| Written task |
Write the entries below out again exactly; any picture in them stays out.

Collected data entries:
☆ ☆ ☆ ☆
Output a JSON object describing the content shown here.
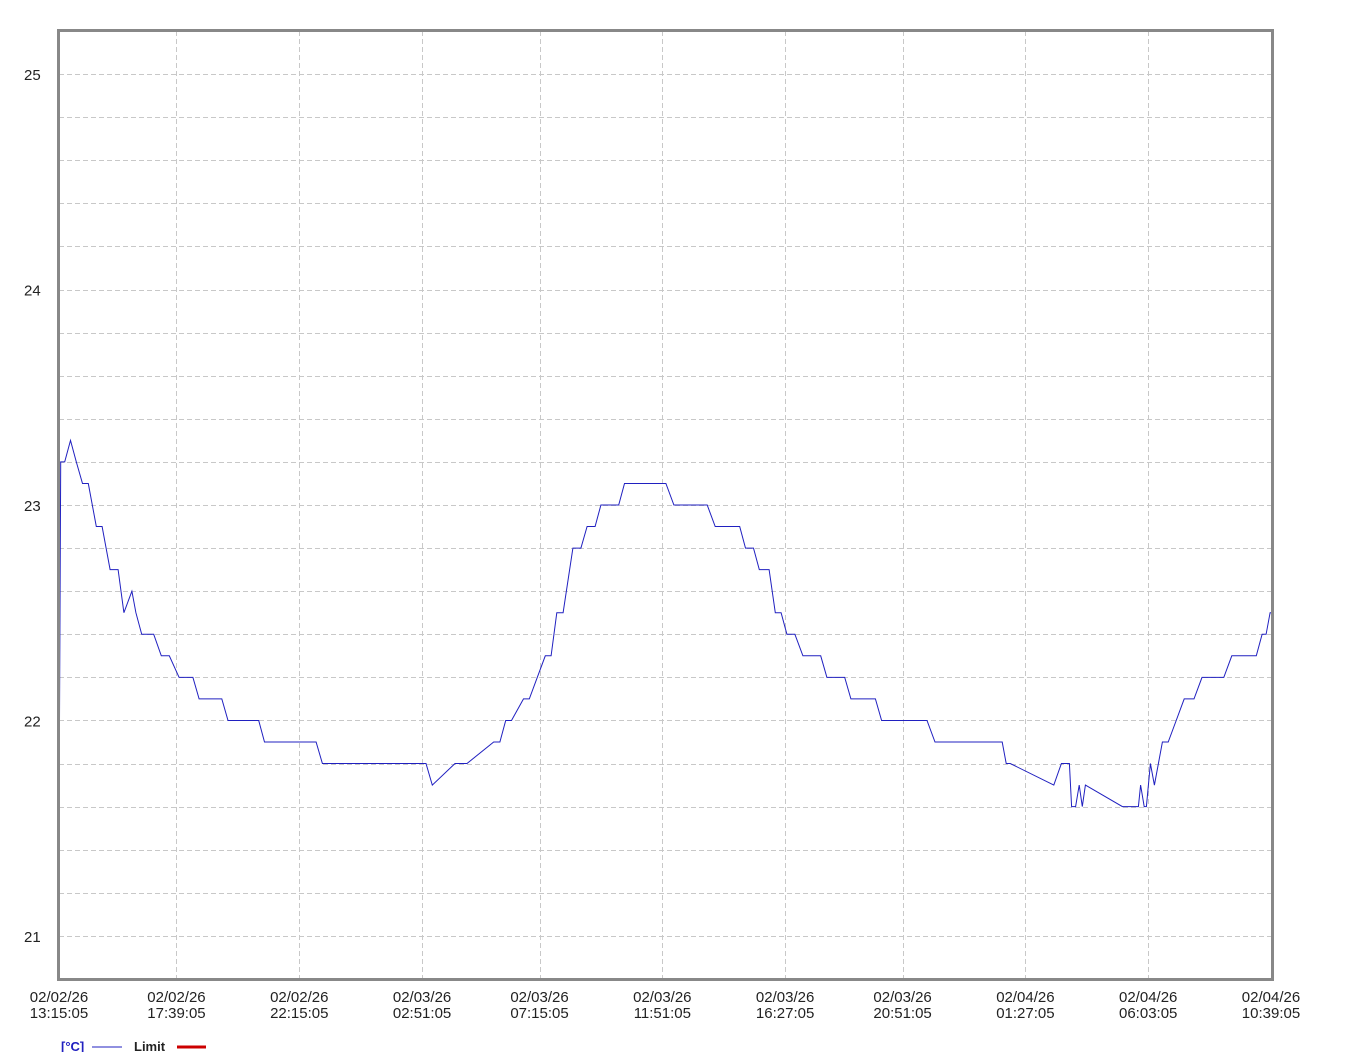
{
  "chart_data": {
    "type": "line",
    "title": "",
    "xlabel": "",
    "ylabel": "",
    "ylim": [
      20.8,
      25.2
    ],
    "y_ticks": [
      21,
      22,
      23,
      24,
      25
    ],
    "y_tick_labels": [
      "21",
      "22",
      "23",
      "24",
      "25"
    ],
    "x_ticks": [
      {
        "date": "02/02/26",
        "time": "13:15:05"
      },
      {
        "date": "02/02/26",
        "time": "17:39:05"
      },
      {
        "date": "02/02/26",
        "time": "22:15:05"
      },
      {
        "date": "02/03/26",
        "time": "02:51:05"
      },
      {
        "date": "02/03/26",
        "time": "07:15:05"
      },
      {
        "date": "02/03/26",
        "time": "11:51:05"
      },
      {
        "date": "02/03/26",
        "time": "16:27:05"
      },
      {
        "date": "02/03/26",
        "time": "20:51:05"
      },
      {
        "date": "02/04/26",
        "time": "01:27:05"
      },
      {
        "date": "02/04/26",
        "time": "06:03:05"
      },
      {
        "date": "02/04/26",
        "time": "10:39:05"
      }
    ],
    "grid": true,
    "legend_position": "bottom-left",
    "series": [
      {
        "name": "[°C]",
        "color": "#2020c0",
        "x": [
          "2026-02-02 13:15",
          "2026-02-02 13:19",
          "2026-02-02 13:28",
          "2026-02-02 13:41",
          "2026-02-02 13:54",
          "2026-02-02 14:08",
          "2026-02-02 14:21",
          "2026-02-02 14:39",
          "2026-02-02 14:52",
          "2026-02-02 15:10",
          "2026-02-02 15:28",
          "2026-02-02 15:41",
          "2026-02-02 15:59",
          "2026-02-02 16:08",
          "2026-02-02 16:21",
          "2026-02-02 16:35",
          "2026-02-02 16:48",
          "2026-02-02 17:05",
          "2026-02-02 17:14",
          "2026-02-02 17:23",
          "2026-02-02 17:45",
          "2026-02-02 18:16",
          "2026-02-02 18:30",
          "2026-02-02 19:21",
          "2026-02-02 19:35",
          "2026-02-02 20:44",
          "2026-02-02 20:57",
          "2026-02-02 22:53",
          "2026-02-02 23:07",
          "2026-02-03 03:00",
          "2026-02-03 03:14",
          "2026-02-03 04:05",
          "2026-02-03 04:18",
          "2026-02-03 04:32",
          "2026-02-03 05:32",
          "2026-02-03 05:46",
          "2026-02-03 05:59",
          "2026-02-03 06:12",
          "2026-02-03 06:39",
          "2026-02-03 06:52",
          "2026-02-03 07:28",
          "2026-02-03 07:41",
          "2026-02-03 07:54",
          "2026-02-03 08:08",
          "2026-02-03 08:30",
          "2026-02-03 08:48",
          "2026-02-03 09:02",
          "2026-02-03 09:20",
          "2026-02-03 09:33",
          "2026-02-03 10:13",
          "2026-02-03 10:26",
          "2026-02-03 11:59",
          "2026-02-03 12:17",
          "2026-02-03 13:32",
          "2026-02-03 13:50",
          "2026-02-03 14:45",
          "2026-02-03 14:58",
          "2026-02-03 15:16",
          "2026-02-03 15:29",
          "2026-02-03 15:51",
          "2026-02-03 16:05",
          "2026-02-03 16:18",
          "2026-02-03 16:31",
          "2026-02-03 16:49",
          "2026-02-03 17:07",
          "2026-02-03 17:47",
          "2026-02-03 18:01",
          "2026-02-03 18:41",
          "2026-02-03 18:55",
          "2026-02-03 19:50",
          "2026-02-03 20:04",
          "2026-02-03 21:46",
          "2026-02-03 22:04",
          "2026-02-04 00:35",
          "2026-02-04 00:44",
          "2026-02-04 00:53",
          "2026-02-04 02:31",
          "2026-02-04 02:48",
          "2026-02-04 03:06",
          "2026-02-04 03:11",
          "2026-02-04 03:20",
          "2026-02-04 03:28",
          "2026-02-04 03:35",
          "2026-02-04 03:42",
          "2026-02-04 05:05",
          "2026-02-04 05:14",
          "2026-02-04 05:23",
          "2026-02-04 05:41",
          "2026-02-04 05:46",
          "2026-02-04 05:54",
          "2026-02-04 05:59",
          "2026-02-04 06:08",
          "2026-02-04 06:17",
          "2026-02-04 06:35",
          "2026-02-04 06:48",
          "2026-02-04 07:06",
          "2026-02-04 07:24",
          "2026-02-04 07:46",
          "2026-02-04 08:04",
          "2026-02-04 08:53",
          "2026-02-04 09:11",
          "2026-02-04 10:06",
          "2026-02-04 10:19",
          "2026-02-04 10:28",
          "2026-02-04 10:37",
          "2026-02-04 10:39"
        ],
        "values": [
          21.5,
          23.2,
          23.2,
          23.3,
          23.2,
          23.1,
          23.1,
          22.9,
          22.9,
          22.7,
          22.7,
          22.5,
          22.6,
          22.5,
          22.4,
          22.4,
          22.4,
          22.3,
          22.3,
          22.3,
          22.2,
          22.2,
          22.1,
          22.1,
          22.0,
          22.0,
          21.9,
          21.9,
          21.8,
          21.8,
          21.7,
          21.8,
          21.8,
          21.8,
          21.9,
          21.9,
          22.0,
          22.0,
          22.1,
          22.1,
          22.3,
          22.3,
          22.5,
          22.5,
          22.8,
          22.8,
          22.9,
          22.9,
          23.0,
          23.0,
          23.1,
          23.1,
          23.0,
          23.0,
          22.9,
          22.9,
          22.8,
          22.8,
          22.7,
          22.7,
          22.5,
          22.5,
          22.4,
          22.4,
          22.3,
          22.3,
          22.2,
          22.2,
          22.1,
          22.1,
          22.0,
          22.0,
          21.9,
          21.9,
          21.8,
          21.8,
          21.7,
          21.8,
          21.8,
          21.6,
          21.6,
          21.7,
          21.6,
          21.7,
          21.6,
          21.6,
          21.6,
          21.6,
          21.7,
          21.6,
          21.6,
          21.8,
          21.7,
          21.9,
          21.9,
          22.0,
          22.1,
          22.1,
          22.2,
          22.2,
          22.3,
          22.3,
          22.4,
          22.4,
          22.5,
          22.5
        ]
      },
      {
        "name": "Limit",
        "color": "#cc0000",
        "values": []
      }
    ]
  }
}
☆ ☆ ☆ ☆
| Exercise response |
Output a JSON object describing the content shown here.
{
  "chart_data": {
    "type": "line",
    "title": "",
    "xlabel": "",
    "ylabel": "",
    "ylim": [
      20.8,
      25.2
    ],
    "y_ticks": [
      21,
      22,
      23,
      24,
      25
    ],
    "y_tick_labels": [
      "21",
      "22",
      "23",
      "24",
      "25"
    ],
    "x_ticks": [
      {
        "date": "02/02/26",
        "time": "13:15:05"
      },
      {
        "date": "02/02/26",
        "time": "17:39:05"
      },
      {
        "date": "02/02/26",
        "time": "22:15:05"
      },
      {
        "date": "02/03/26",
        "time": "02:51:05"
      },
      {
        "date": "02/03/26",
        "time": "07:15:05"
      },
      {
        "date": "02/03/26",
        "time": "11:51:05"
      },
      {
        "date": "02/03/26",
        "time": "16:27:05"
      },
      {
        "date": "02/03/26",
        "time": "20:51:05"
      },
      {
        "date": "02/04/26",
        "time": "01:27:05"
      },
      {
        "date": "02/04/26",
        "time": "06:03:05"
      },
      {
        "date": "02/04/26",
        "time": "10:39:05"
      }
    ],
    "grid": true,
    "legend_position": "bottom-left",
    "series": [
      {
        "name": "[°C]",
        "color": "#2020c0",
        "x": [
          "2026-02-02 13:15",
          "2026-02-02 13:19",
          "2026-02-02 13:28",
          "2026-02-02 13:41",
          "2026-02-02 13:54",
          "2026-02-02 14:08",
          "2026-02-02 14:21",
          "2026-02-02 14:39",
          "2026-02-02 14:52",
          "2026-02-02 15:10",
          "2026-02-02 15:28",
          "2026-02-02 15:41",
          "2026-02-02 15:59",
          "2026-02-02 16:08",
          "2026-02-02 16:21",
          "2026-02-02 16:35",
          "2026-02-02 16:48",
          "2026-02-02 17:05",
          "2026-02-02 17:14",
          "2026-02-02 17:23",
          "2026-02-02 17:45",
          "2026-02-02 18:16",
          "2026-02-02 18:30",
          "2026-02-02 19:21",
          "2026-02-02 19:35",
          "2026-02-02 20:44",
          "2026-02-02 20:57",
          "2026-02-02 22:53",
          "2026-02-02 23:07",
          "2026-02-03 03:00",
          "2026-02-03 03:14",
          "2026-02-03 04:05",
          "2026-02-03 04:18",
          "2026-02-03 04:32",
          "2026-02-03 05:32",
          "2026-02-03 05:46",
          "2026-02-03 05:59",
          "2026-02-03 06:12",
          "2026-02-03 06:39",
          "2026-02-03 06:52",
          "2026-02-03 07:28",
          "2026-02-03 07:41",
          "2026-02-03 07:54",
          "2026-02-03 08:08",
          "2026-02-03 08:30",
          "2026-02-03 08:48",
          "2026-02-03 09:02",
          "2026-02-03 09:20",
          "2026-02-03 09:33",
          "2026-02-03 10:13",
          "2026-02-03 10:26",
          "2026-02-03 11:59",
          "2026-02-03 12:17",
          "2026-02-03 13:32",
          "2026-02-03 13:50",
          "2026-02-03 14:45",
          "2026-02-03 14:58",
          "2026-02-03 15:16",
          "2026-02-03 15:29",
          "2026-02-03 15:51",
          "2026-02-03 16:05",
          "2026-02-03 16:18",
          "2026-02-03 16:31",
          "2026-02-03 16:49",
          "2026-02-03 17:07",
          "2026-02-03 17:47",
          "2026-02-03 18:01",
          "2026-02-03 18:41",
          "2026-02-03 18:55",
          "2026-02-03 19:50",
          "2026-02-03 20:04",
          "2026-02-03 21:46",
          "2026-02-03 22:04",
          "2026-02-04 00:35",
          "2026-02-04 00:44",
          "2026-02-04 00:53",
          "2026-02-04 02:31",
          "2026-02-04 02:48",
          "2026-02-04 03:06",
          "2026-02-04 03:11",
          "2026-02-04 03:20",
          "2026-02-04 03:28",
          "2026-02-04 03:35",
          "2026-02-04 03:42",
          "2026-02-04 05:05",
          "2026-02-04 05:14",
          "2026-02-04 05:23",
          "2026-02-04 05:41",
          "2026-02-04 05:46",
          "2026-02-04 05:54",
          "2026-02-04 05:59",
          "2026-02-04 06:08",
          "2026-02-04 06:17",
          "2026-02-04 06:35",
          "2026-02-04 06:48",
          "2026-02-04 07:06",
          "2026-02-04 07:24",
          "2026-02-04 07:46",
          "2026-02-04 08:04",
          "2026-02-04 08:53",
          "2026-02-04 09:11",
          "2026-02-04 10:06",
          "2026-02-04 10:19",
          "2026-02-04 10:28",
          "2026-02-04 10:37",
          "2026-02-04 10:39"
        ],
        "values": [
          21.5,
          23.2,
          23.2,
          23.3,
          23.2,
          23.1,
          23.1,
          22.9,
          22.9,
          22.7,
          22.7,
          22.5,
          22.6,
          22.5,
          22.4,
          22.4,
          22.4,
          22.3,
          22.3,
          22.3,
          22.2,
          22.2,
          22.1,
          22.1,
          22.0,
          22.0,
          21.9,
          21.9,
          21.8,
          21.8,
          21.7,
          21.8,
          21.8,
          21.8,
          21.9,
          21.9,
          22.0,
          22.0,
          22.1,
          22.1,
          22.3,
          22.3,
          22.5,
          22.5,
          22.8,
          22.8,
          22.9,
          22.9,
          23.0,
          23.0,
          23.1,
          23.1,
          23.0,
          23.0,
          22.9,
          22.9,
          22.8,
          22.8,
          22.7,
          22.7,
          22.5,
          22.5,
          22.4,
          22.4,
          22.3,
          22.3,
          22.2,
          22.2,
          22.1,
          22.1,
          22.0,
          22.0,
          21.9,
          21.9,
          21.8,
          21.8,
          21.7,
          21.8,
          21.8,
          21.6,
          21.6,
          21.7,
          21.6,
          21.7,
          21.6,
          21.6,
          21.6,
          21.6,
          21.7,
          21.6,
          21.6,
          21.8,
          21.7,
          21.9,
          21.9,
          22.0,
          22.1,
          22.1,
          22.2,
          22.2,
          22.3,
          22.3,
          22.4,
          22.4,
          22.5,
          22.5
        ]
      },
      {
        "name": "Limit",
        "color": "#cc0000",
        "values": []
      }
    ]
  }
}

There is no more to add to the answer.